Task directions: Copy the lines from the first one up to and including the line with "x-tick-label-hour: 12Z [223, 651, 243, 662]", renaming "box-inner" to "inner-box" and leaving everything else unchanged.

Dataset rows:

---*---

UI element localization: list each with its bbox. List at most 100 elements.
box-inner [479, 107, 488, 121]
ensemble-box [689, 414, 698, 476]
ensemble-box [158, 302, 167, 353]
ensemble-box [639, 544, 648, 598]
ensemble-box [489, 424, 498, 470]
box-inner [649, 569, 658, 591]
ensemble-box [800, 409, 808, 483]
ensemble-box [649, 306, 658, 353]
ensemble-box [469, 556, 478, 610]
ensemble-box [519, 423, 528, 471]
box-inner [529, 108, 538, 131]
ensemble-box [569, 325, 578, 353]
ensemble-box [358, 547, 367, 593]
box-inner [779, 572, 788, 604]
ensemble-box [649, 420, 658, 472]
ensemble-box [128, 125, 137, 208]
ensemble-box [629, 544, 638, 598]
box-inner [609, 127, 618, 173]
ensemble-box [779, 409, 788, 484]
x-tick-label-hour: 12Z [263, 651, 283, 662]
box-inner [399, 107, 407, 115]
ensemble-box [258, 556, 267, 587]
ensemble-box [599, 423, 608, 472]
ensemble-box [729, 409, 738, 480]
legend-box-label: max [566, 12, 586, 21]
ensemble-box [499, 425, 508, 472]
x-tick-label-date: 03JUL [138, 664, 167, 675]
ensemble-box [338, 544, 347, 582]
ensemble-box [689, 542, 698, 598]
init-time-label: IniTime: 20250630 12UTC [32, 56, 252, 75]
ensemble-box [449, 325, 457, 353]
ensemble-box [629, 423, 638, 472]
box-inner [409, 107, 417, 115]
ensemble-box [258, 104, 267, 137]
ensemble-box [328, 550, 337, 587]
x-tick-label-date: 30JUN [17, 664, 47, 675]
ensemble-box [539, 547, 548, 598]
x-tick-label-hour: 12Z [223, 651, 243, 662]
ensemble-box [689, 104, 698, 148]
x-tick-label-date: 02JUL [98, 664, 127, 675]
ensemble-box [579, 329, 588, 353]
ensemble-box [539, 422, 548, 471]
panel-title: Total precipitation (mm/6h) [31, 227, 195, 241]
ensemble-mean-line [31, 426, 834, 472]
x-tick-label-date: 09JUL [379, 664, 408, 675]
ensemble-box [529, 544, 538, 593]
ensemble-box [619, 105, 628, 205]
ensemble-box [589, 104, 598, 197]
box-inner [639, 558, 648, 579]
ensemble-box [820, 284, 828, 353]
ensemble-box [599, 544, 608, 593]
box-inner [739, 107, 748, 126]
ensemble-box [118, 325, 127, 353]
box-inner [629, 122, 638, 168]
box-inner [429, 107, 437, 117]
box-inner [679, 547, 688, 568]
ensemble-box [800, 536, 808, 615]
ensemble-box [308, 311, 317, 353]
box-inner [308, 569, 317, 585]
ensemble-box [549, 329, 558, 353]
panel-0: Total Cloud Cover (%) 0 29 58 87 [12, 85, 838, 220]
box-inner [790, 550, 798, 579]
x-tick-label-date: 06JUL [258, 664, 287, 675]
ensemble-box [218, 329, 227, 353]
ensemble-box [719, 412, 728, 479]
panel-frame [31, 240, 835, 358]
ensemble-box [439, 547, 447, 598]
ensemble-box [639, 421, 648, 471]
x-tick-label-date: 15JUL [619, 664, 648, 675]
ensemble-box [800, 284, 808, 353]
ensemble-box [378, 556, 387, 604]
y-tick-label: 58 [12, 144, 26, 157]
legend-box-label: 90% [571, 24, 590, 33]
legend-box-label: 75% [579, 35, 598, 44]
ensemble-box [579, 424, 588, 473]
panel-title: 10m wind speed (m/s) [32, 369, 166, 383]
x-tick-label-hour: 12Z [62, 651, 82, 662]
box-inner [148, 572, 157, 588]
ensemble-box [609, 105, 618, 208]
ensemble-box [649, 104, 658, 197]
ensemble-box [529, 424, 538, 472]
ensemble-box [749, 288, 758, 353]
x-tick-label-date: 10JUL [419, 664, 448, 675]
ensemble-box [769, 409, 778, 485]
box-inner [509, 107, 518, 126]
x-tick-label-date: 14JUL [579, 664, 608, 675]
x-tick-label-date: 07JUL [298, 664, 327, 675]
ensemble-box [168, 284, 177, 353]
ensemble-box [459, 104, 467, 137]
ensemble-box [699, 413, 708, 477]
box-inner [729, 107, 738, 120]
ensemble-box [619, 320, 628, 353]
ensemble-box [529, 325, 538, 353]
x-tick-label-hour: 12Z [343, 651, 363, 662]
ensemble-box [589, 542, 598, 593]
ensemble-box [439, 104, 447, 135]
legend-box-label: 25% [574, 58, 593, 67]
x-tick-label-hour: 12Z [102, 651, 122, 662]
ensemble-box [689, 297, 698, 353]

---*---

In response:
UI element localization: list each with its bbox. List at most 100 elements.
inner-box [479, 107, 488, 121]
ensemble-box [689, 414, 698, 476]
ensemble-box [158, 302, 167, 353]
ensemble-box [639, 544, 648, 598]
ensemble-box [489, 424, 498, 470]
inner-box [649, 569, 658, 591]
ensemble-box [800, 409, 808, 483]
ensemble-box [649, 306, 658, 353]
ensemble-box [469, 556, 478, 610]
ensemble-box [519, 423, 528, 471]
inner-box [529, 108, 538, 131]
ensemble-box [569, 325, 578, 353]
ensemble-box [358, 547, 367, 593]
inner-box [779, 572, 788, 604]
ensemble-box [649, 420, 658, 472]
ensemble-box [128, 125, 137, 208]
ensemble-box [629, 544, 638, 598]
inner-box [609, 127, 618, 173]
ensemble-box [779, 409, 788, 484]
x-tick-label-hour: 12Z [263, 651, 283, 662]
inner-box [399, 107, 407, 115]
ensemble-box [258, 556, 267, 587]
ensemble-box [599, 423, 608, 472]
ensemble-box [729, 409, 738, 480]
legend-box-label: max [566, 12, 586, 21]
ensemble-box [499, 425, 508, 472]
x-tick-label-date: 03JUL [138, 664, 167, 675]
ensemble-box [338, 544, 347, 582]
ensemble-box [689, 542, 698, 598]
init-time-label: IniTime: 20250630 12UTC [32, 56, 252, 75]
ensemble-box [449, 325, 457, 353]
ensemble-box [629, 423, 638, 472]
inner-box [409, 107, 417, 115]
ensemble-box [258, 104, 267, 137]
ensemble-box [328, 550, 337, 587]
x-tick-label-date: 30JUN [17, 664, 47, 675]
ensemble-box [539, 547, 548, 598]
x-tick-label-hour: 12Z [223, 651, 243, 662]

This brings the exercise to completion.